- _THE INPUT_

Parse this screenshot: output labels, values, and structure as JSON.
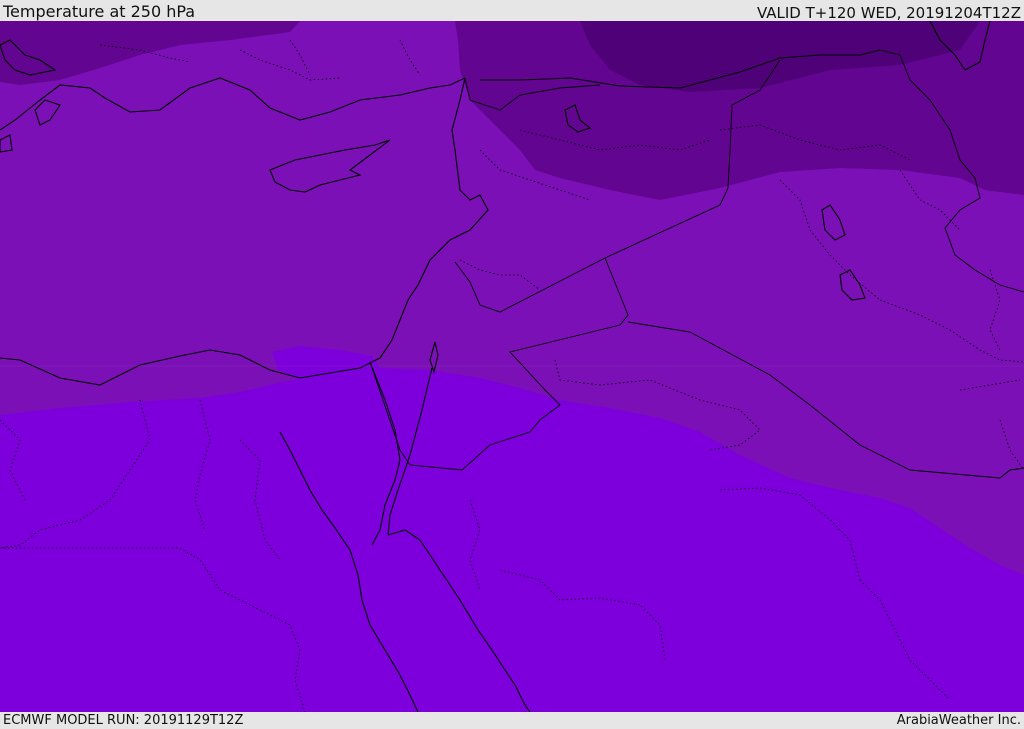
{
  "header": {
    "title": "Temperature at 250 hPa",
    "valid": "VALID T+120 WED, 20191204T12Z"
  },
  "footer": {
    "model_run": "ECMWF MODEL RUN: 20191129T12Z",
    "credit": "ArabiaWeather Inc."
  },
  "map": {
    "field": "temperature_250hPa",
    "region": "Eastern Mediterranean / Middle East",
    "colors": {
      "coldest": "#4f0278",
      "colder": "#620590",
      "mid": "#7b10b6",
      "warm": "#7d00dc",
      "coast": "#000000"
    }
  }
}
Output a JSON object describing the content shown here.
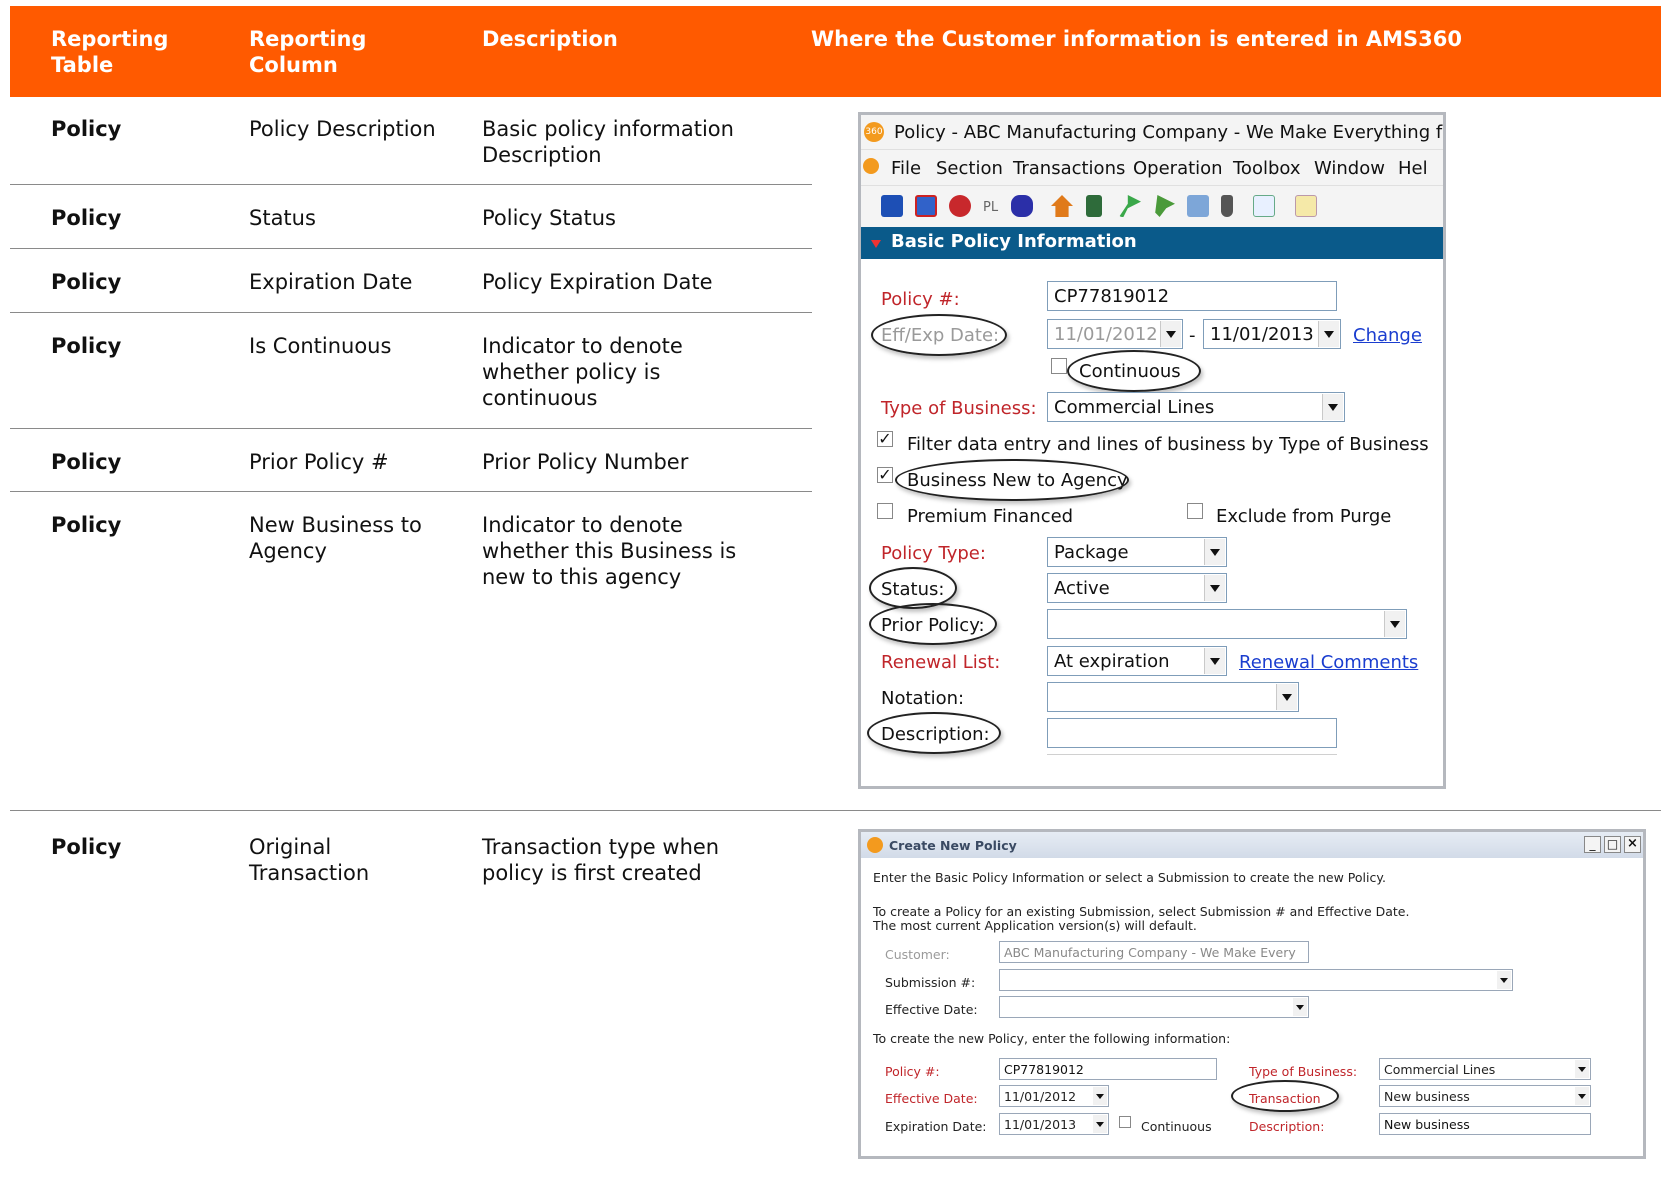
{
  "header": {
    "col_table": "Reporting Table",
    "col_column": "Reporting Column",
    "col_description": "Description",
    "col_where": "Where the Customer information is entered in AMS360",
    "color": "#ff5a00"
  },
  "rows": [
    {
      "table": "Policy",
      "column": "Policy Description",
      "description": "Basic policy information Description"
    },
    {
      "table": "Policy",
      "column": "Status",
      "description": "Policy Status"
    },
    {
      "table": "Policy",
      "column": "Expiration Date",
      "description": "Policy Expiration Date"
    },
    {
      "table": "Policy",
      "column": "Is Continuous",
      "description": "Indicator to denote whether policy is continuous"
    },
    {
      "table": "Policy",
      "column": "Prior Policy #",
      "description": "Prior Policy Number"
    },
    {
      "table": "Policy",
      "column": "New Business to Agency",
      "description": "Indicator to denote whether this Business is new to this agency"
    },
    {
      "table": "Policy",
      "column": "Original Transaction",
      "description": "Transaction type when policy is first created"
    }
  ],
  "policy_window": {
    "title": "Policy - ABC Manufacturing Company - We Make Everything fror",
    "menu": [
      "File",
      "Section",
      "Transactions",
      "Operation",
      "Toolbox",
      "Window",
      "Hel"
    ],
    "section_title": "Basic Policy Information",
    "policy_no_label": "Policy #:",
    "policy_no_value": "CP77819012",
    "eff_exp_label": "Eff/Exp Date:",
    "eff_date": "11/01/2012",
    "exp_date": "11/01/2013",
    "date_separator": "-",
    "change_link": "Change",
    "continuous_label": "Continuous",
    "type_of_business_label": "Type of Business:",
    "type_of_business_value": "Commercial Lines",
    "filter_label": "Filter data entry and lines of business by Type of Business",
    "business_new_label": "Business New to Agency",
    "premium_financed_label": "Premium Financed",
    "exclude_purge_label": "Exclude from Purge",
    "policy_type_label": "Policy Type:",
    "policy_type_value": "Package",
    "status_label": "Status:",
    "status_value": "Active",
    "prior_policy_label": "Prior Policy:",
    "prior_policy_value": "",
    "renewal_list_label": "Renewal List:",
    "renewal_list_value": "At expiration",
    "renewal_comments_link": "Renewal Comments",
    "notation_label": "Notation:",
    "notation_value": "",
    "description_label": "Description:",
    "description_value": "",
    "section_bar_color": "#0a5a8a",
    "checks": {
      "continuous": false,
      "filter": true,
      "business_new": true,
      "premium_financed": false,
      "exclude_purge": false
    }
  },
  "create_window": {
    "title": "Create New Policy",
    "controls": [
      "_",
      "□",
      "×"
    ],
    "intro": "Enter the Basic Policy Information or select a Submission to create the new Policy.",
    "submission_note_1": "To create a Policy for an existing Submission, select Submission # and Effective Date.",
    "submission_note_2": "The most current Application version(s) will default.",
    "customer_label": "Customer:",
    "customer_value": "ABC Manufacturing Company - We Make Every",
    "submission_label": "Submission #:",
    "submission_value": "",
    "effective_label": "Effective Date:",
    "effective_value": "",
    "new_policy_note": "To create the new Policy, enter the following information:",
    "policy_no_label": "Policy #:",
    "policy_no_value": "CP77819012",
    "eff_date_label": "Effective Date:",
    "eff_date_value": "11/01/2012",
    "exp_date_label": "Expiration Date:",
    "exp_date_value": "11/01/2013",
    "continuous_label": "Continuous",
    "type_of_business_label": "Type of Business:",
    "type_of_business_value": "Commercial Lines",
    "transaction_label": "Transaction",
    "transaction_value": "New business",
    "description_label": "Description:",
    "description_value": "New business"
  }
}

--

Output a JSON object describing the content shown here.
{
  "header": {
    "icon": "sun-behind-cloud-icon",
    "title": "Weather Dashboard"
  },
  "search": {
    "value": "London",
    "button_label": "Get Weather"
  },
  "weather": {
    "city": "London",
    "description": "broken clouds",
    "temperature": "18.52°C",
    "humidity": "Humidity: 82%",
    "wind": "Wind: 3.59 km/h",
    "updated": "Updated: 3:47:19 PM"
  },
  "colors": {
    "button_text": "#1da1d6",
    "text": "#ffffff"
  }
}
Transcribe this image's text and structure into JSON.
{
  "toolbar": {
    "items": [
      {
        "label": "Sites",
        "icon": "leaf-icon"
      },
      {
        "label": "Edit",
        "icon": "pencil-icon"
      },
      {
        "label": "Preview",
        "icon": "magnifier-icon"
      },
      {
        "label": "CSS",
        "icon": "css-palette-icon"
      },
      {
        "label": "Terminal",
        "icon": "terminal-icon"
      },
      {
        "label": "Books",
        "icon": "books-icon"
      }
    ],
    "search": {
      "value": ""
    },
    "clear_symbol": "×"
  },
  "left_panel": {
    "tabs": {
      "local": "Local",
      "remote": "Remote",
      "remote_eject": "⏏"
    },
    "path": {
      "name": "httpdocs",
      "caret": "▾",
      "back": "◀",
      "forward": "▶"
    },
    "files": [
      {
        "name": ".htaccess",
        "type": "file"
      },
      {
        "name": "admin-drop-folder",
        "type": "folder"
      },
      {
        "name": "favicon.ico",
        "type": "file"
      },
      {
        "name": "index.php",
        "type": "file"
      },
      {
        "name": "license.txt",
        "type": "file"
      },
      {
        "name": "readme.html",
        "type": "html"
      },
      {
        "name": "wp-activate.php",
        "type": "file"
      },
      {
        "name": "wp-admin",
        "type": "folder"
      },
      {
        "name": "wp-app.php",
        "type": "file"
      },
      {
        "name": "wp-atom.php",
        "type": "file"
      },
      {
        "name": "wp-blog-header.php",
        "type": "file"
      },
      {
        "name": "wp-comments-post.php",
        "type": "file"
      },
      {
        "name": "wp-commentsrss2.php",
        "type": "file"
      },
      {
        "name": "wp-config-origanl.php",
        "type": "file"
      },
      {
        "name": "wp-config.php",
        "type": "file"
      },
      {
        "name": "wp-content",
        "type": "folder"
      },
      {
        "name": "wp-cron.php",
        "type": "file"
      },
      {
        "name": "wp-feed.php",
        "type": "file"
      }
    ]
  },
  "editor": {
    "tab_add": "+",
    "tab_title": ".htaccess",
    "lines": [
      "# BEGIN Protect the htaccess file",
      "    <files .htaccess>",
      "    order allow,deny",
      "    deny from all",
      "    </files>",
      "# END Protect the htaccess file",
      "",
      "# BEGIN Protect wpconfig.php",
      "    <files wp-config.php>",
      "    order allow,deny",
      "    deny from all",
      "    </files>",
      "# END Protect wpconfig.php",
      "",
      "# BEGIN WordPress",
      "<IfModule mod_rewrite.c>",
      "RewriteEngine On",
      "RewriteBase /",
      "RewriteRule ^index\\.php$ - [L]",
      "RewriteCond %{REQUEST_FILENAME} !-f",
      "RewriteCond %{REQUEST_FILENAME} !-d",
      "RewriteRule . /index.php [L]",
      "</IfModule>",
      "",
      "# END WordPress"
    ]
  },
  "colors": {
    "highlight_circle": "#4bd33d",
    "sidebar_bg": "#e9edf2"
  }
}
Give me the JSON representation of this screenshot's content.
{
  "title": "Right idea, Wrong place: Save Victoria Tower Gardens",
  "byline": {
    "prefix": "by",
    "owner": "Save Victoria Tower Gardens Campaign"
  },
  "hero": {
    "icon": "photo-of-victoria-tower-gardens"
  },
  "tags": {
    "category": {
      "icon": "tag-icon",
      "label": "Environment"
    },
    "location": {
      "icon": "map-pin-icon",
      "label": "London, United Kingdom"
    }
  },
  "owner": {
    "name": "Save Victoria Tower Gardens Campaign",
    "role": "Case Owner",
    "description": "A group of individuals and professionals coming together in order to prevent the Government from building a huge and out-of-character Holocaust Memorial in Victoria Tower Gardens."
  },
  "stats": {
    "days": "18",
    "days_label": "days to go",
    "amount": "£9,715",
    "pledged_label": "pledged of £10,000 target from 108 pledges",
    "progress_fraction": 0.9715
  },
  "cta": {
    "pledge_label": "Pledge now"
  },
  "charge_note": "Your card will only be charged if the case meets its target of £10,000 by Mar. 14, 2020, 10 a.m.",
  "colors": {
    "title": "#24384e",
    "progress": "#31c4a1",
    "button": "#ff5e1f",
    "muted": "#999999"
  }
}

- _WHAT TO DO_
Search the records for the word "this", then list every line that has it.

- _COMPLETED EXERCISE_
Parse this screenshot: output labels, values, and structure as JSON.
      "description": "Indicator to denote whether this Business is new to this agency"
Transcribe this image's text and structure into JSON.
Give me the JSON representation of this screenshot's content.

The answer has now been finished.